提示された文章:
世界中で使用されているCMSが「WordPress」
世界中で使用されており最も使用率の高いCMSがWordPressです。世界中のホームページの43.1%はWordPressで、CMSのシェアは63.7%にもなります。つまり私たちが見ているサイトのほとんどはWordPressで作られていると言っても過言ではないでしょう。
利用率が高い分セキュリティ対策も必要
世界中で使用され、トップシェアを得ているということは、その脆弱性を狙って攻撃してくる人も多いということです。ハッカーからすればWordPressのセキュリティを突破できれば世界中のホームページを乗っ取り放題というわけです。
WordPressも頻繁にセキュリティアップデートがされ、様々な攻撃への対策がなされているので基本的には心配する必要がありません。緊急性の高いもの、危険度の高いものに対してはすぐにアップデートが来ます。
その一方で、使用している私たちがセキュリティについて管理できていなければすぐに突破されてしまうというのも事実です。その中でも問題があるのが「ログイン名」の問題です。
弱点:ログイン名が推測可能
世界中で愛されているWordPressですが、色んな所からログイン名を覗き見ることができてしまう弱点があります。これ自体は脆弱性ではなく仕様によるものですが、ホームページの扱いに不慣れな人間からすると不親切な仕様です。
ただし、ログイン名を覗ける所は限られていますので自分で穴を塞いでしまえば問題ありません。
/?author=1
1つ目は、サイトの末尾に「/?author=1」をつけるとログイン名が分かってしまうという問題です。実際には著者名(投稿者名)なのですが、初期設定では「ログイン名=著者名」となっていますのでこちらを見ることでログイン名がバレてしまうわけです。
対策① ニックネームとブログ上の表示名を変更
WordPressの右上をクリックするとプロフィールへアクセスすることができます。その中にニックネームとブログの表示名がありますので好きな名前に変更してください。投稿した記事からログイン名を隠すことができます。
しかし、「/?author=1」へのアクセスに対してはこの方法だけでは不十分ですので次の対策を打ちます。

[ページレイアウト解析データ]

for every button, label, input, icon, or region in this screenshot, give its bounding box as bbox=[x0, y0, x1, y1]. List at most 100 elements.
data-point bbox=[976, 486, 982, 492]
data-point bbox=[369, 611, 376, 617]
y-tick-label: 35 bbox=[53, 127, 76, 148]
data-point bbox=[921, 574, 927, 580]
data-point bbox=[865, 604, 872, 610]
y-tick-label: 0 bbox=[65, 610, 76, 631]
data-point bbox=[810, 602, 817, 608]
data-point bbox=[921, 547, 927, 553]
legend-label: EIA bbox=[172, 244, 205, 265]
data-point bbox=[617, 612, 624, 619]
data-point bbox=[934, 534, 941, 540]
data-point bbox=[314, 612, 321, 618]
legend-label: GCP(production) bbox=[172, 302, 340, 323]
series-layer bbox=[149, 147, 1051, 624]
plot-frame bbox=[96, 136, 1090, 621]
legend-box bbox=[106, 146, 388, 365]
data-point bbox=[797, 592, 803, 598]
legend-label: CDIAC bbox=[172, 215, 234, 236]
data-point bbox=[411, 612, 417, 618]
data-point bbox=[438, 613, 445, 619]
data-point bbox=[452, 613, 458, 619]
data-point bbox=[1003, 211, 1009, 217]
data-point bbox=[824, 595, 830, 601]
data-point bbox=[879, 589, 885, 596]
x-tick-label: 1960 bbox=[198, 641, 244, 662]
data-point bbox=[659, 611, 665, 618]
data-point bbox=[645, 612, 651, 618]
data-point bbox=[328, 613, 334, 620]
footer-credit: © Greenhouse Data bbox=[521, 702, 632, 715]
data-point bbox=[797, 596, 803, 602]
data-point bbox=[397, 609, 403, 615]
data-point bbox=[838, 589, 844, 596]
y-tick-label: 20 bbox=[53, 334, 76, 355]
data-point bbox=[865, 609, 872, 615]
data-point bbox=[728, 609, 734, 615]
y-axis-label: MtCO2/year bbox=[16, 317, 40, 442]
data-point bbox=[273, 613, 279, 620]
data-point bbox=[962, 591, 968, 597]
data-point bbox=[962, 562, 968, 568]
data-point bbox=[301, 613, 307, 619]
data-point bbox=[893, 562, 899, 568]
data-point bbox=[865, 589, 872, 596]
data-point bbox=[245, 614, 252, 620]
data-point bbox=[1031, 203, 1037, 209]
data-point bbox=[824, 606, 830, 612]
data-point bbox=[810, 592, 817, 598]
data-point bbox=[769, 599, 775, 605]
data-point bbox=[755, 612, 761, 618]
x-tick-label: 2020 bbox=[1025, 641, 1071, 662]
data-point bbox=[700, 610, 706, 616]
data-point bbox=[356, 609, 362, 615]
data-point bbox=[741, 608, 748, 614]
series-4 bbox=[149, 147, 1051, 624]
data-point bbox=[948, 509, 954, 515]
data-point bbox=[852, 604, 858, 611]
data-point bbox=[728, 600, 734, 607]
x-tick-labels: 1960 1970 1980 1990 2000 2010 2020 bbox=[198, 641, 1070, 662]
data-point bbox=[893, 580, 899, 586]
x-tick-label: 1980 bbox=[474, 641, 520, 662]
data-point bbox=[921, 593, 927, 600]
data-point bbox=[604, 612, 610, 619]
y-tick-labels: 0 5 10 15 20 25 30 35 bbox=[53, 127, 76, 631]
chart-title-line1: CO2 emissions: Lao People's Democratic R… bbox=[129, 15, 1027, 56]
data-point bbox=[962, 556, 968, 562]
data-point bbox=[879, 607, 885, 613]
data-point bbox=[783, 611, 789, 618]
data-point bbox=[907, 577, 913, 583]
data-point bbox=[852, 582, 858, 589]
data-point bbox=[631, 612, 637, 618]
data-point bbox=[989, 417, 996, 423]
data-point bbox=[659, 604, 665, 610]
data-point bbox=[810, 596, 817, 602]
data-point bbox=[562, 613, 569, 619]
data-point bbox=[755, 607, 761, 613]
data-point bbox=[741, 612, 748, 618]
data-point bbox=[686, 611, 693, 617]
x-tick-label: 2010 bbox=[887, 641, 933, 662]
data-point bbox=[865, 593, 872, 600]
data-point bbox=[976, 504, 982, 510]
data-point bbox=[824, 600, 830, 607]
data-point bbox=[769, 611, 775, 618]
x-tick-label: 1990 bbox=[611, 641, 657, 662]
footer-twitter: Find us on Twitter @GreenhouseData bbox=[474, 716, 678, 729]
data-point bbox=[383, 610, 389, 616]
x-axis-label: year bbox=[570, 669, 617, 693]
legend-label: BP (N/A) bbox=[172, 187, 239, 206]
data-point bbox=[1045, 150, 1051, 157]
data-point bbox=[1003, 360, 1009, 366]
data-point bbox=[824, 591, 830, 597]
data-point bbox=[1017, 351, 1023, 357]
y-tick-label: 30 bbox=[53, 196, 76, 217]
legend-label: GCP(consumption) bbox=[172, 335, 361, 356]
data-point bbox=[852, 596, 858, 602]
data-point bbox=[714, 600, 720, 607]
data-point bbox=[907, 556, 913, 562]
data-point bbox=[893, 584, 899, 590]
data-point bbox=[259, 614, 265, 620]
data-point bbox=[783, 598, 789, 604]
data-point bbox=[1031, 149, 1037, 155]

課題について:
WordPressのセキュリティに関する文章では、世界中のホームページの何パーセントがWordPressだとされていますか。 これらの行は、文章とは別の出典から取られたものです。

解答:
43.1%です。